WRITTEN PROBLEM
The exercise asks for every line of the data to be reproduced exactly.

SOURCE MATERIAL

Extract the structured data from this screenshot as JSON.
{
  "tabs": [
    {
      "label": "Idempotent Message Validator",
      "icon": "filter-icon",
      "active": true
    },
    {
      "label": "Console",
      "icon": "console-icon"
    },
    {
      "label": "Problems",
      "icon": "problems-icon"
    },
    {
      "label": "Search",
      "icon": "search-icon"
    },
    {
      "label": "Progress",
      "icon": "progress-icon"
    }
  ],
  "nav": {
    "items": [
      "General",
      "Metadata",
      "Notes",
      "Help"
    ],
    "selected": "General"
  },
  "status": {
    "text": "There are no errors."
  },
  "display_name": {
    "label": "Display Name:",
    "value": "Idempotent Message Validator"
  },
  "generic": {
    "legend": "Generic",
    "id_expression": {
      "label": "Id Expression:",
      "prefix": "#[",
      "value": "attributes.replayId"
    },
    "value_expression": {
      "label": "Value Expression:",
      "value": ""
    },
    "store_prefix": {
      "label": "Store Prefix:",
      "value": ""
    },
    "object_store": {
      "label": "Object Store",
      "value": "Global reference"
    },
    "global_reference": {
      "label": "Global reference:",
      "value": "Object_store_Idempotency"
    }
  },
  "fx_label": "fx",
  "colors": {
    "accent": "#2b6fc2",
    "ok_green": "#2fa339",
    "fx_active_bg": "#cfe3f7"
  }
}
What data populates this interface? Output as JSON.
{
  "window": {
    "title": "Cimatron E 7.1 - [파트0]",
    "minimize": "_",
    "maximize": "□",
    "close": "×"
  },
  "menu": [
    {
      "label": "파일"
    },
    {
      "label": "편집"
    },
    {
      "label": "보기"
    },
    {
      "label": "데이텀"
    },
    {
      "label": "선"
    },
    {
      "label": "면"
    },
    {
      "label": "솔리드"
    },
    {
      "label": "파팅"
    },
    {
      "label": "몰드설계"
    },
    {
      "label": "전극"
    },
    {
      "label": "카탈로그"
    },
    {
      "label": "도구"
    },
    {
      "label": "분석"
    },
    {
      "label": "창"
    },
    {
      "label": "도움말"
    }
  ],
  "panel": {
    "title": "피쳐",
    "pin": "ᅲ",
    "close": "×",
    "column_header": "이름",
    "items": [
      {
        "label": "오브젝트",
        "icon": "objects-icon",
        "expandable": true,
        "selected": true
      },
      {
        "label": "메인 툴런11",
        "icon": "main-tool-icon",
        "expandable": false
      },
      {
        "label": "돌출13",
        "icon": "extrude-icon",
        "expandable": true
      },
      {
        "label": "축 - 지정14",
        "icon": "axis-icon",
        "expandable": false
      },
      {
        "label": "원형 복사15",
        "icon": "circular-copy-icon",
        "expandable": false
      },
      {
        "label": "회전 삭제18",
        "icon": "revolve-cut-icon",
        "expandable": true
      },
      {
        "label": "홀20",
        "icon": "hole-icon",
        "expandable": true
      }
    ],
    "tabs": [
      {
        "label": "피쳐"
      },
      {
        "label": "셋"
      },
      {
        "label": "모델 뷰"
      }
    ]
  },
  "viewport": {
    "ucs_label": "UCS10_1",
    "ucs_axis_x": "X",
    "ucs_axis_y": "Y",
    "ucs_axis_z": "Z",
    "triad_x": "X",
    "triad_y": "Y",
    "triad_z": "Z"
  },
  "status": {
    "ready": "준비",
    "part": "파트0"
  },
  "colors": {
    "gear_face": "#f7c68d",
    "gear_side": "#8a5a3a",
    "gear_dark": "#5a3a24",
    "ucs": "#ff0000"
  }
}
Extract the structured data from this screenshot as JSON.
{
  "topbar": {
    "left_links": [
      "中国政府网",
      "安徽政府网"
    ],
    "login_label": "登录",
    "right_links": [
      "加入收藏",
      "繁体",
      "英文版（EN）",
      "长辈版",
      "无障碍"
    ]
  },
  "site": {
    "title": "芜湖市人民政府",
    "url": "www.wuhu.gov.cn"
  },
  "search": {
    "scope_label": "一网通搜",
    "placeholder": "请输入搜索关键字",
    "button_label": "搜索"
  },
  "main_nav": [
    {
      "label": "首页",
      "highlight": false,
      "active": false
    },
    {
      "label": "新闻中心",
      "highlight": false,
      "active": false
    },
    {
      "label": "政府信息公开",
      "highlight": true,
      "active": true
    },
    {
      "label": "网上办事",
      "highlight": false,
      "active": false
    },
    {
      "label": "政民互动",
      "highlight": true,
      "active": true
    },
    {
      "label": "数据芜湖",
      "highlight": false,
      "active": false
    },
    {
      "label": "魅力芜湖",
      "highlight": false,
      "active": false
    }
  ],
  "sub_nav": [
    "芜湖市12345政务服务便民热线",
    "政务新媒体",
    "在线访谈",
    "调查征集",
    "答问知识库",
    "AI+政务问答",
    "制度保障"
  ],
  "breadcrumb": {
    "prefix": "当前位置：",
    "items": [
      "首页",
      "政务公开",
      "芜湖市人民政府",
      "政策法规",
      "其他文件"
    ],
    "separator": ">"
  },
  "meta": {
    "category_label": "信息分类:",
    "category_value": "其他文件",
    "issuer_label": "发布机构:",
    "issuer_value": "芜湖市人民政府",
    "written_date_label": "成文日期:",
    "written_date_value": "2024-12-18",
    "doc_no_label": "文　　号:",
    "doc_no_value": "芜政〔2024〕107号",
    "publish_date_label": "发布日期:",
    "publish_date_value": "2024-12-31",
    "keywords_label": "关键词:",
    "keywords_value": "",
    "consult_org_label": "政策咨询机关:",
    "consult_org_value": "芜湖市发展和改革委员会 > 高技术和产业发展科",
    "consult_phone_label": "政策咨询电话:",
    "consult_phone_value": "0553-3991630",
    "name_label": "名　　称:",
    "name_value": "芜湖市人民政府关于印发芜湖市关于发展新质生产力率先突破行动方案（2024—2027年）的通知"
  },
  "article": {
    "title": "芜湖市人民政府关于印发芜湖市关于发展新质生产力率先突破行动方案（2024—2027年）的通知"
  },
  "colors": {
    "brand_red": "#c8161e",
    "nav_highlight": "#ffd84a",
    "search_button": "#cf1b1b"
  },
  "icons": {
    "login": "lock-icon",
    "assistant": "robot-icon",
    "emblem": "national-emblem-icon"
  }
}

REPLY TO THE EXERCISE
Extract the structured data from this screenshot as JSON.
{
  "tabs": [
    {
      "label": "Idempotent Message Validator",
      "icon": "filter-icon",
      "active": true
    },
    {
      "label": "Console",
      "icon": "console-icon"
    },
    {
      "label": "Problems",
      "icon": "problems-icon"
    },
    {
      "label": "Search",
      "icon": "search-icon"
    },
    {
      "label": "Progress",
      "icon": "progress-icon"
    }
  ],
  "nav": {
    "items": [
      "General",
      "Metadata",
      "Notes",
      "Help"
    ],
    "selected": "General"
  },
  "status": {
    "text": "There are no errors."
  },
  "display_name": {
    "label": "Display Name:",
    "value": "Idempotent Message Validator"
  },
  "generic": {
    "legend": "Generic",
    "id_expression": {
      "label": "Id Expression:",
      "prefix": "#[",
      "value": "attributes.replayId"
    },
    "value_expression": {
      "label": "Value Expression:",
      "value": ""
    },
    "store_prefix": {
      "label": "Store Prefix:",
      "value": ""
    },
    "object_store": {
      "label": "Object Store",
      "value": "Global reference"
    },
    "global_reference": {
      "label": "Global reference:",
      "value": "Object_store_Idempotency"
    }
  },
  "fx_label": "fx",
  "colors": {
    "accent": "#2b6fc2",
    "ok_green": "#2fa339",
    "fx_active_bg": "#cfe3f7"
  }
}
What data populates this interface? Output as JSON.
{
  "window": {
    "title": "Cimatron E 7.1 - [파트0]",
    "minimize": "_",
    "maximize": "□",
    "close": "×"
  },
  "menu": [
    {
      "label": "파일"
    },
    {
      "label": "편집"
    },
    {
      "label": "보기"
    },
    {
      "label": "데이텀"
    },
    {
      "label": "선"
    },
    {
      "label": "면"
    },
    {
      "label": "솔리드"
    },
    {
      "label": "파팅"
    },
    {
      "label": "몰드설계"
    },
    {
      "label": "전극"
    },
    {
      "label": "카탈로그"
    },
    {
      "label": "도구"
    },
    {
      "label": "분석"
    },
    {
      "label": "창"
    },
    {
      "label": "도움말"
    }
  ],
  "panel": {
    "title": "피쳐",
    "pin": "ᅲ",
    "close": "×",
    "column_header": "이름",
    "items": [
      {
        "label": "오브젝트",
        "icon": "objects-icon",
        "expandable": true,
        "selected": true
      },
      {
        "label": "메인 툴런11",
        "icon": "main-tool-icon",
        "expandable": false
      },
      {
        "label": "돌출13",
        "icon": "extrude-icon",
        "expandable": true
      },
      {
        "label": "축 - 지정14",
        "icon": "axis-icon",
        "expandable": false
      },
      {
        "label": "원형 복사15",
        "icon": "circular-copy-icon",
        "expandable": false
      },
      {
        "label": "회전 삭제18",
        "icon": "revolve-cut-icon",
        "expandable": true
      },
      {
        "label": "홀20",
        "icon": "hole-icon",
        "expandable": true
      }
    ],
    "tabs": [
      {
        "label": "피쳐"
      },
      {
        "label": "셋"
      },
      {
        "label": "모델 뷰"
      }
    ]
  },
  "viewport": {
    "ucs_label": "UCS10_1",
    "ucs_axis_x": "X",
    "ucs_axis_y": "Y",
    "ucs_axis_z": "Z",
    "triad_x": "X",
    "triad_y": "Y",
    "triad_z": "Z"
  },
  "status": {
    "ready": "준비",
    "part": "파트0"
  },
  "colors": {
    "gear_face": "#f7c68d",
    "gear_side": "#8a5a3a",
    "gear_dark": "#5a3a24",
    "ucs": "#ff0000"
  }
}
Extract the structured data from this screenshot as JSON.
{
  "topbar": {
    "left_links": [
      "中国政府网",
      "安徽政府网"
    ],
    "login_label": "登录",
    "right_links": [
      "加入收藏",
      "繁体",
      "英文版（EN）",
      "长辈版",
      "无障碍"
    ]
  },
  "site": {
    "title": "芜湖市人民政府",
    "url": "www.wuhu.gov.cn"
  },
  "search": {
    "scope_label": "一网通搜",
    "placeholder": "请输入搜索关键字",
    "button_label": "搜索"
  },
  "main_nav": [
    {
      "label": "首页",
      "highlight": false,
      "active": false
    },
    {
      "label": "新闻中心",
      "highlight": false,
      "active": false
    },
    {
      "label": "政府信息公开",
      "highlight": true,
      "active": true
    },
    {
      "label": "网上办事",
      "highlight": false,
      "active": false
    },
    {
      "label": "政民互动",
      "highlight": true,
      "active": true
    },
    {
      "label": "数据芜湖",
      "highlight": false,
      "active": false
    },
    {
      "label": "魅力芜湖",
      "highlight": false,
      "active": false
    }
  ],
  "sub_nav": [
    "芜湖市12345政务服务便民热线",
    "政务新媒体",
    "在线访谈",
    "调查征集",
    "答问知识库",
    "AI+政务问答",
    "制度保障"
  ],
  "breadcrumb": {
    "prefix": "当前位置：",
    "items": [
      "首页",
      "政务公开",
      "芜湖市人民政府",
      "政策法规",
      "其他文件"
    ],
    "separator": ">"
  },
  "meta": {
    "category_label": "信息分类:",
    "category_value": "其他文件",
    "issuer_label": "发布机构:",
    "issuer_value": "芜湖市人民政府",
    "written_date_label": "成文日期:",
    "written_date_value": "2024-12-18",
    "doc_no_label": "文　　号:",
    "doc_no_value": "芜政〔2024〕107号",
    "publish_date_label": "发布日期:",
    "publish_date_value": "2024-12-31",
    "keywords_label": "关键词:",
    "keywords_value": "",
    "consult_org_label": "政策咨询机关:",
    "consult_org_value": "芜湖市发展和改革委员会 > 高技术和产业发展科",
    "consult_phone_label": "政策咨询电话:",
    "consult_phone_value": "0553-3991630",
    "name_label": "名　　称:",
    "name_value": "芜湖市人民政府关于印发芜湖市关于发展新质生产力率先突破行动方案（2024—2027年）的通知"
  },
  "article": {
    "title": "芜湖市人民政府关于印发芜湖市关于发展新质生产力率先突破行动方案（2024—2027年）的通知"
  },
  "colors": {
    "brand_red": "#c8161e",
    "nav_highlight": "#ffd84a",
    "search_button": "#cf1b1b"
  },
  "icons": {
    "login": "lock-icon",
    "assistant": "robot-icon",
    "emblem": "national-emblem-icon"
  }
}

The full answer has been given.